# DATASET RECORDS:
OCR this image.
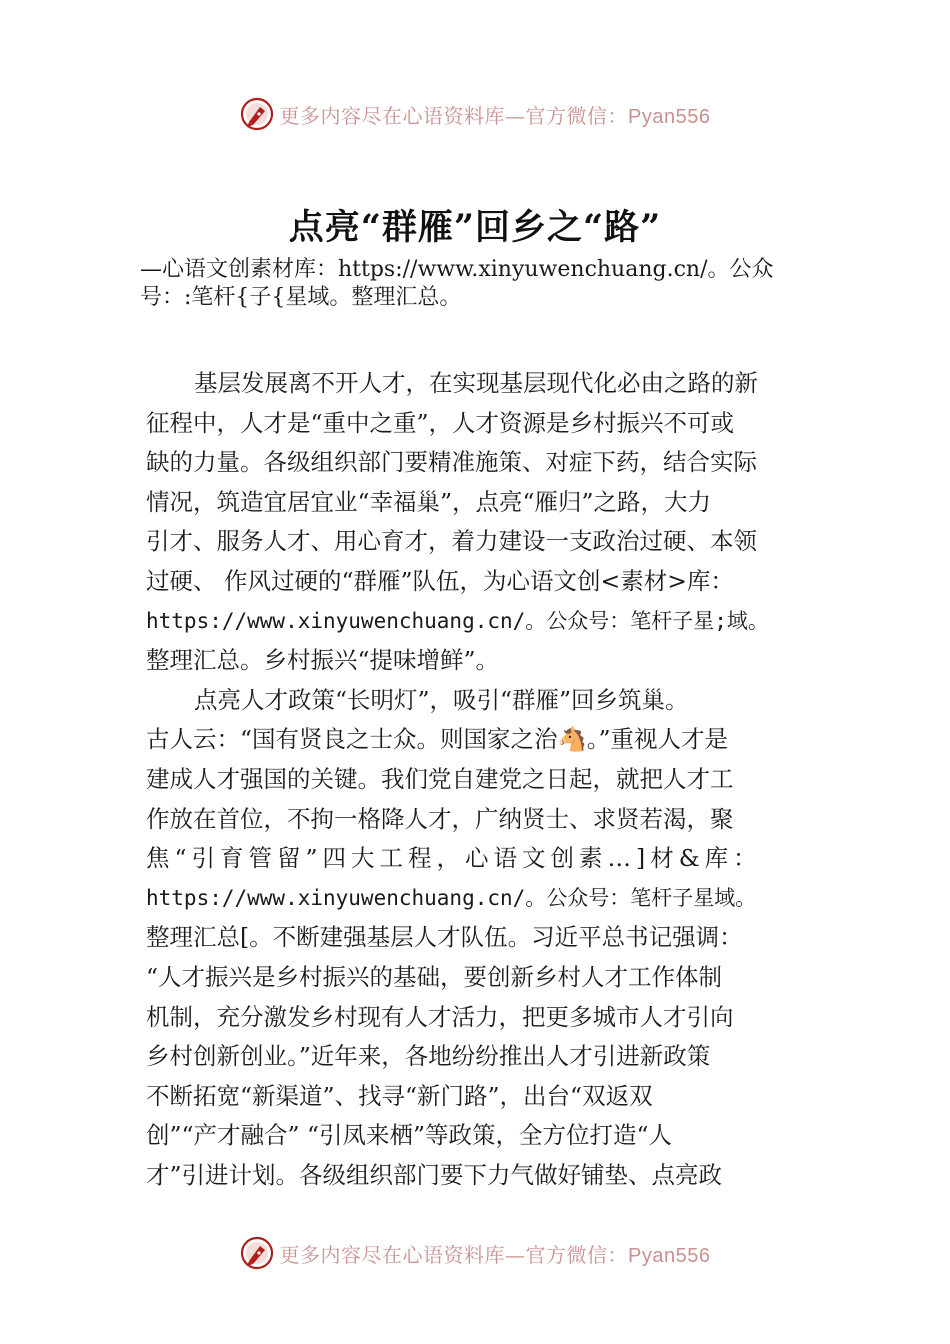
更多内容尽在心语资料库—官方微信：Pyan556
点亮“群雁”回乡之“路”
—心语文创素材库：https://www.xinyuwenchuang.cn/。公众
号：:笔杆{子{星域。整理汇总。
基层发展离不开人才，在实现基层现代化必由之路的新
征程中，人才是“重中之重”，人才资源是乡村振兴不可或
缺的力量。各级组织部门要精准施策、对症下药，结合实际
情况，筑造宜居宜业“幸福巢”，点亮“雁归”之路，大力
引才、服务人才、用心育才，着力建设一支政治过硬、本领
过硬、 作风过硬的“群雁”队伍，为心语文创<素材>库：
https://www.xinyuwenchuang.cn/。公众号：笔杆子星;域。
整理汇总。乡村振兴“提味增鲜”。
点亮人才政策“长明灯”，吸引“群雁”回乡筑巢。
古人云：“国有贤良之士众。则国家之治🐴。”重视人才是
建成人才强国的关键。我们党自建党之日起，就把人才工
作放在首位，不拘一格降人才，广纳贤士、求贤若渴，聚
焦“引育管留”四大工程，心语文创素…]材&库：
https://www.xinyuwenchuang.cn/。公众号：笔杆子星域。
整理汇总[。不断建强基层人才队伍。习近平总书记强调：
“人才振兴是乡村振兴的基础，要创新乡村人才工作体制
机制，充分激发乡村现有人才活力，把更多城市人才引向
乡村创新创业。”近年来，各地纷纷推出人才引进新政策
不断拓宽“新渠道”、找寻“新门路”，出台“双返双
创”“产才融合” “引凤来栖”等政策，全方位打造“人
才”引进计划。各级组织部门要下力气做好铺垫、点亮政
更多内容尽在心语资料库—官方微信：Pyan556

# EXERCISE DESCRIPTION:
Write out the material above again, word for word, minus its pictures.

# RESPONSE BELOW:
OCR this image.
更多内容尽在心语资料库—官方微信：Pyan556
点亮“群雁”回乡之“路”
—心语文创素材库：https://www.xinyuwenchuang.cn/。公众
号：:笔杆{子{星域。整理汇总。
基层发展离不开人才，在实现基层现代化必由之路的新
征程中，人才是“重中之重”，人才资源是乡村振兴不可或
缺的力量。各级组织部门要精准施策、对症下药，结合实际
情况，筑造宜居宜业“幸福巢”，点亮“雁归”之路，大力
引才、服务人才、用心育才，着力建设一支政治过硬、本领
过硬、 作风过硬的“群雁”队伍，为心语文创<素材>库：
https://www.xinyuwenchuang.cn/。公众号：笔杆子星;域。
整理汇总。乡村振兴“提味增鲜”。
点亮人才政策“长明灯”，吸引“群雁”回乡筑巢。
古人云：“国有贤良之士众。则国家之治🐴。”重视人才是
建成人才强国的关键。我们党自建党之日起，就把人才工
作放在首位，不拘一格降人才，广纳贤士、求贤若渴，聚
焦“引育管留”四大工程，心语文创素…]材&库：
https://www.xinyuwenchuang.cn/。公众号：笔杆子星域。
整理汇总[。不断建强基层人才队伍。习近平总书记强调：
“人才振兴是乡村振兴的基础，要创新乡村人才工作体制
机制，充分激发乡村现有人才活力，把更多城市人才引向
乡村创新创业。”近年来，各地纷纷推出人才引进新政策
不断拓宽“新渠道”、找寻“新门路”，出台“双返双
创”“产才融合” “引凤来栖”等政策，全方位打造“人
才”引进计划。各级组织部门要下力气做好铺垫、点亮政
更多内容尽在心语资料库—官方微信：Pyan556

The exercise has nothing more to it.